Your instructions: In the material below, find each line holding the string "sbytes" and copy it.

[START]

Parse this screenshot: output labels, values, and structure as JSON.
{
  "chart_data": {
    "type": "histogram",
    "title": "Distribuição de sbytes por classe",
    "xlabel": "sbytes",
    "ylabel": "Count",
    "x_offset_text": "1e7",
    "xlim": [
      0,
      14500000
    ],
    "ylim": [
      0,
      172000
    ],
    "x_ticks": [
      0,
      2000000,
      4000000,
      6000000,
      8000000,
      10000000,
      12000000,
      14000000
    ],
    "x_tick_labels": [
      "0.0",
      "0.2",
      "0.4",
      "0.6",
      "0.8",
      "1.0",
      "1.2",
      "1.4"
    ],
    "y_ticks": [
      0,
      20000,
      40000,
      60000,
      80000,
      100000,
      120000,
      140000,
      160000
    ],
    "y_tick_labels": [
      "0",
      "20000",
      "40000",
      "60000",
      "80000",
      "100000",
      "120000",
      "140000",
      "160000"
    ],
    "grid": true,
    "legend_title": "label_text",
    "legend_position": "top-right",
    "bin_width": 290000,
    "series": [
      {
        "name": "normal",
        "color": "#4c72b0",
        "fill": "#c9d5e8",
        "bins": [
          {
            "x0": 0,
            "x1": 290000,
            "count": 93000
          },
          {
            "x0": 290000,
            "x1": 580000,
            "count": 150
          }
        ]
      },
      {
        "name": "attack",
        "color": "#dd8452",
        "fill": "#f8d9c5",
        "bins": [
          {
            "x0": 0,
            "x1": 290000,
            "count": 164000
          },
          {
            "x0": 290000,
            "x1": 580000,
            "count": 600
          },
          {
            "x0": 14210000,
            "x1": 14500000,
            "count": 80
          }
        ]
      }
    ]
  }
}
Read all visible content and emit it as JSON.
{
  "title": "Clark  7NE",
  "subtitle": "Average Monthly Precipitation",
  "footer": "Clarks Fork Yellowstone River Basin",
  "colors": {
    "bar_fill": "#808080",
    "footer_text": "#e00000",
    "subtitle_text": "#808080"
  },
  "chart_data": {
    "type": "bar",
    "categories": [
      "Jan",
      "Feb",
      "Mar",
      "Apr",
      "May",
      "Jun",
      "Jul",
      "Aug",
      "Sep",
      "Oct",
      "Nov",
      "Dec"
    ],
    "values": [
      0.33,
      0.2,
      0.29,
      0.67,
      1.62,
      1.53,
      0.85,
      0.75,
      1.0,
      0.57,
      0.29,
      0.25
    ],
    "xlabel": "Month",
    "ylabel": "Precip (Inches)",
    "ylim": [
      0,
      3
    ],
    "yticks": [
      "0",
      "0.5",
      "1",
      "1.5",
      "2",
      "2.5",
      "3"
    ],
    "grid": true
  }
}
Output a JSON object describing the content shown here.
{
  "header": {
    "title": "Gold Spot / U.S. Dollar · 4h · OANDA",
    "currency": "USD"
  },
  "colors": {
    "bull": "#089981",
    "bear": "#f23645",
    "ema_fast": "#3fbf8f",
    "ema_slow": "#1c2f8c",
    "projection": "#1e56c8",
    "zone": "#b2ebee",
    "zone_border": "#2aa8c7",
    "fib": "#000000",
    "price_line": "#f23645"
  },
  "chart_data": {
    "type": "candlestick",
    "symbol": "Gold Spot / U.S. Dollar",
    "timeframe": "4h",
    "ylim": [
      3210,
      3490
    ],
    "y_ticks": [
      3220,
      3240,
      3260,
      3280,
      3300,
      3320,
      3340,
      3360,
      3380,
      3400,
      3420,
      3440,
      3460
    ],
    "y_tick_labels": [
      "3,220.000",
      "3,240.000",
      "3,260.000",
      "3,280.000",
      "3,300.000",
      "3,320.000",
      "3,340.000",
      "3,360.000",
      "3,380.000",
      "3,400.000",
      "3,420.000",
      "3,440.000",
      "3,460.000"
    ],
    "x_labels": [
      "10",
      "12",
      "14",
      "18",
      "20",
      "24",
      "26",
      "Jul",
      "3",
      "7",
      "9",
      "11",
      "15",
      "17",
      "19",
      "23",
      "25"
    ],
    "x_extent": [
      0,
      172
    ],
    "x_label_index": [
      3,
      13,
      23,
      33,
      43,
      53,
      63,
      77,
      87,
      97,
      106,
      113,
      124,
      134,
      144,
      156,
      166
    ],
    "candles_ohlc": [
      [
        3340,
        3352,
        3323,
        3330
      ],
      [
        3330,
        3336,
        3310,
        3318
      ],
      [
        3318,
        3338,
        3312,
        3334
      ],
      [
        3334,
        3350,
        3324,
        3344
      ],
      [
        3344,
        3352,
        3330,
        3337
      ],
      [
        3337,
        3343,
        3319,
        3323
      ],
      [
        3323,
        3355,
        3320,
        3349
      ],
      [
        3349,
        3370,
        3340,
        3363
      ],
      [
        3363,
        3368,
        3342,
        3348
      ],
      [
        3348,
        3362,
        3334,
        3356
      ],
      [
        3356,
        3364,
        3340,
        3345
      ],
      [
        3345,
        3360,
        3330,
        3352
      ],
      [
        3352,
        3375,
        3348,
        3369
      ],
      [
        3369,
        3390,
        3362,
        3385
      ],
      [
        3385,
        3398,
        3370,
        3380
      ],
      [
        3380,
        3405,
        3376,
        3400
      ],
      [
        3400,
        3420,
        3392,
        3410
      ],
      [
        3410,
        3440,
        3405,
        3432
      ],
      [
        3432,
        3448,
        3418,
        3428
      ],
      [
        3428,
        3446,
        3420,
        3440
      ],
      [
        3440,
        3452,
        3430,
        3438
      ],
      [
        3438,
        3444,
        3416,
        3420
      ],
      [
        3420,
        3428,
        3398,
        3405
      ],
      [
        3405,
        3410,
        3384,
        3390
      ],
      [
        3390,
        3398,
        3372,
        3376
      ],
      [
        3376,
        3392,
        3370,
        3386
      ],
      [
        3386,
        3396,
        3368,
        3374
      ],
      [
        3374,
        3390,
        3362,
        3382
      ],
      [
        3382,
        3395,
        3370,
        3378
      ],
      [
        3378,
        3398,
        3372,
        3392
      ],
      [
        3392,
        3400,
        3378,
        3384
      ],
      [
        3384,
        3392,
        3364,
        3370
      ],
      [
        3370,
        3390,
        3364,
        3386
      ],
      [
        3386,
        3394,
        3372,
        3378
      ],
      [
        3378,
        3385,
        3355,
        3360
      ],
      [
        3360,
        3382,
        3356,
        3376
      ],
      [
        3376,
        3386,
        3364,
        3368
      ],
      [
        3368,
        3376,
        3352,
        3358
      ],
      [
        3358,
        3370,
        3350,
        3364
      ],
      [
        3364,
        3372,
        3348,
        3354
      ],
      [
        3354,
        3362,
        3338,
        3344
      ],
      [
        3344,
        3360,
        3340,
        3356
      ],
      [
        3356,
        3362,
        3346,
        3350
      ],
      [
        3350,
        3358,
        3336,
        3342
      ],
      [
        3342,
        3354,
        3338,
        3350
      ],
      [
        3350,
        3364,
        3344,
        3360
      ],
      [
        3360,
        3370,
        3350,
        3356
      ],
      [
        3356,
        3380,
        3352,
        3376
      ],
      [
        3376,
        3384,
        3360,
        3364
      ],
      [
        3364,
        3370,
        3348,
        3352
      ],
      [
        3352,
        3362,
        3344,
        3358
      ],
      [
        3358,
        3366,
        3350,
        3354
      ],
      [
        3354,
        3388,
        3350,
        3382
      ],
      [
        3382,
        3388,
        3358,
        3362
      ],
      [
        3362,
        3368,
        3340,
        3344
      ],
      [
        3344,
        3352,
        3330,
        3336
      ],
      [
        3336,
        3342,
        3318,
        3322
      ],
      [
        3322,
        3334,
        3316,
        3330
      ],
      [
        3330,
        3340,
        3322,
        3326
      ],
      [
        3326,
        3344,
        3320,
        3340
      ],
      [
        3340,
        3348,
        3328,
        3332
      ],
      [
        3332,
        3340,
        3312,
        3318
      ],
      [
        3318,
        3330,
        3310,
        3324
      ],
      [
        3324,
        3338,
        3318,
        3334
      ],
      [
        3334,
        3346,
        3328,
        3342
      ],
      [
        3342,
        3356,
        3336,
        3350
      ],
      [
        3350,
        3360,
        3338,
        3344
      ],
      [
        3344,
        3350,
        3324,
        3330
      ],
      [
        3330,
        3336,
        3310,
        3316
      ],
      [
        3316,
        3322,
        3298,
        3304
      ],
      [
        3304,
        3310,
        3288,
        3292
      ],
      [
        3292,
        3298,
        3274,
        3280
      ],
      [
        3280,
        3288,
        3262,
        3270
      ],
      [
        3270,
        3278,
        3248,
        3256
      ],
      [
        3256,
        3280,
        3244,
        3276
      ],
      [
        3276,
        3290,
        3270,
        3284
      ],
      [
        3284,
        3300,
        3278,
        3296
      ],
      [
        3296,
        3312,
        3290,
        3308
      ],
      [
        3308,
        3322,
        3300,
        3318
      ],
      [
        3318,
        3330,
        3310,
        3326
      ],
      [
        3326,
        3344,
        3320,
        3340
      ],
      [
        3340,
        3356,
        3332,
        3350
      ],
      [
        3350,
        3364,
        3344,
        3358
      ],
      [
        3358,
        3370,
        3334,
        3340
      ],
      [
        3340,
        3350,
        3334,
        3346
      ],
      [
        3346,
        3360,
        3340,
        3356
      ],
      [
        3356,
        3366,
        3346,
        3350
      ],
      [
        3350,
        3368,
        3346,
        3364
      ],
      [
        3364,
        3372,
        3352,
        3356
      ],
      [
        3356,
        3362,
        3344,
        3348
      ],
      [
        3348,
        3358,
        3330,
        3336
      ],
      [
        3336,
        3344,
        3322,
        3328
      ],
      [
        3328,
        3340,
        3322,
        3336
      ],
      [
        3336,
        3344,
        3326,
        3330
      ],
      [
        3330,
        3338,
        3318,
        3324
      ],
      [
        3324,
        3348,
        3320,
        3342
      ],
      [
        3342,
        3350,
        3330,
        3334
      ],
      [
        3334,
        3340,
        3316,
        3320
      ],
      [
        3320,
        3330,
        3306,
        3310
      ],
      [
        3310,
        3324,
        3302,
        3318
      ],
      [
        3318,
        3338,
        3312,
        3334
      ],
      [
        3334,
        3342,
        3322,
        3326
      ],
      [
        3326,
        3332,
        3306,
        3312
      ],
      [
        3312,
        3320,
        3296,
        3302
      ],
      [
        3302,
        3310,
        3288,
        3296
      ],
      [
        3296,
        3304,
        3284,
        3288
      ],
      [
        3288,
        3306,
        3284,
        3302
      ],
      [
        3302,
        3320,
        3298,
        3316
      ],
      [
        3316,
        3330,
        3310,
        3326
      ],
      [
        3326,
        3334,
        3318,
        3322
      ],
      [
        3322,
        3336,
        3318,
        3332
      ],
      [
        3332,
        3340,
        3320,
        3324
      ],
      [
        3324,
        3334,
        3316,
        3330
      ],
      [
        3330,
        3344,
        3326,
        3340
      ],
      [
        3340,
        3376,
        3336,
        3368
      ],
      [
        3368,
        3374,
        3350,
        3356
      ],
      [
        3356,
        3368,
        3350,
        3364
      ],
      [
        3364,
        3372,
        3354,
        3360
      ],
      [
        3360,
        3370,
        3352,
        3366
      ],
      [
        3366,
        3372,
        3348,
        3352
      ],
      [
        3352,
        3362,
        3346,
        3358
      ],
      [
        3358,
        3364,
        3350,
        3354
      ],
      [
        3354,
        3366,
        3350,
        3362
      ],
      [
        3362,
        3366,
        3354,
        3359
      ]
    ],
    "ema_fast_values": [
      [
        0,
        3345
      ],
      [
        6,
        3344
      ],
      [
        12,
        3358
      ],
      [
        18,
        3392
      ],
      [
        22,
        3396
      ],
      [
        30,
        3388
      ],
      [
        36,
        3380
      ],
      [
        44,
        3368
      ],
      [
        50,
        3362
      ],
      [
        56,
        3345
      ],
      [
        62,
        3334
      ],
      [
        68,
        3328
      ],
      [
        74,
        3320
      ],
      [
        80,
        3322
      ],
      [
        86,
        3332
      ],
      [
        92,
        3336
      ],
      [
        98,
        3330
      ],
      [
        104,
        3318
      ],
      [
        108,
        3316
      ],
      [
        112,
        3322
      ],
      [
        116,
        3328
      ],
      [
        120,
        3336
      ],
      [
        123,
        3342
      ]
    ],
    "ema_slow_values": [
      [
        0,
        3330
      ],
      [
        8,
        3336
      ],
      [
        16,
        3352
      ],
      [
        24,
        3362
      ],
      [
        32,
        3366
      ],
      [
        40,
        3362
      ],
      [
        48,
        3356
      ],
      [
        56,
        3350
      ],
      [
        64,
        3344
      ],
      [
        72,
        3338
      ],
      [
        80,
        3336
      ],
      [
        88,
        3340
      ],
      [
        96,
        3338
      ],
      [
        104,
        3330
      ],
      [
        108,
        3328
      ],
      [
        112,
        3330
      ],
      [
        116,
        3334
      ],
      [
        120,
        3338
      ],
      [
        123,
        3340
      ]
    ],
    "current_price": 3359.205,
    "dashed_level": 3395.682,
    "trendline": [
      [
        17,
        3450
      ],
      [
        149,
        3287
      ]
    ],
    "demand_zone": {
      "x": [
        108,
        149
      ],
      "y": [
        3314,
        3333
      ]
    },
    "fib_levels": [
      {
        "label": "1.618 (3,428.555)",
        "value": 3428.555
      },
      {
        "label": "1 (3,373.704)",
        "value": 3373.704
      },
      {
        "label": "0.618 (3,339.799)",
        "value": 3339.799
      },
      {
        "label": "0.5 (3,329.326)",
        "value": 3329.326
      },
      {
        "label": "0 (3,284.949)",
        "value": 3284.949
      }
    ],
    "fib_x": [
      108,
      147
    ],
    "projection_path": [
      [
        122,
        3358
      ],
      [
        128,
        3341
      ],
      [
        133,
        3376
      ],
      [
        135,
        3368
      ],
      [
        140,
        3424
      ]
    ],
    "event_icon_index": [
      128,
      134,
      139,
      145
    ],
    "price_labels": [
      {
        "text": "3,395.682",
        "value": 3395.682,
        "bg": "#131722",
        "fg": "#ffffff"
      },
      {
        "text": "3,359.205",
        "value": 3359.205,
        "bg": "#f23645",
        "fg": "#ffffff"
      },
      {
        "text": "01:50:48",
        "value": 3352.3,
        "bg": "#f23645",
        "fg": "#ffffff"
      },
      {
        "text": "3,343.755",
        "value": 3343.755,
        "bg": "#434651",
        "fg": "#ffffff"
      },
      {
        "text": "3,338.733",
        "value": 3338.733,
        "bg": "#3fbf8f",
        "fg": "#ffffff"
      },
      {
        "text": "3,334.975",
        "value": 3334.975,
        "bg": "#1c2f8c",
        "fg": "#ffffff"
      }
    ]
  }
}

[END]

Result:
    "title": "Distribuição de sbytes por classe",
    "xlabel": "sbytes",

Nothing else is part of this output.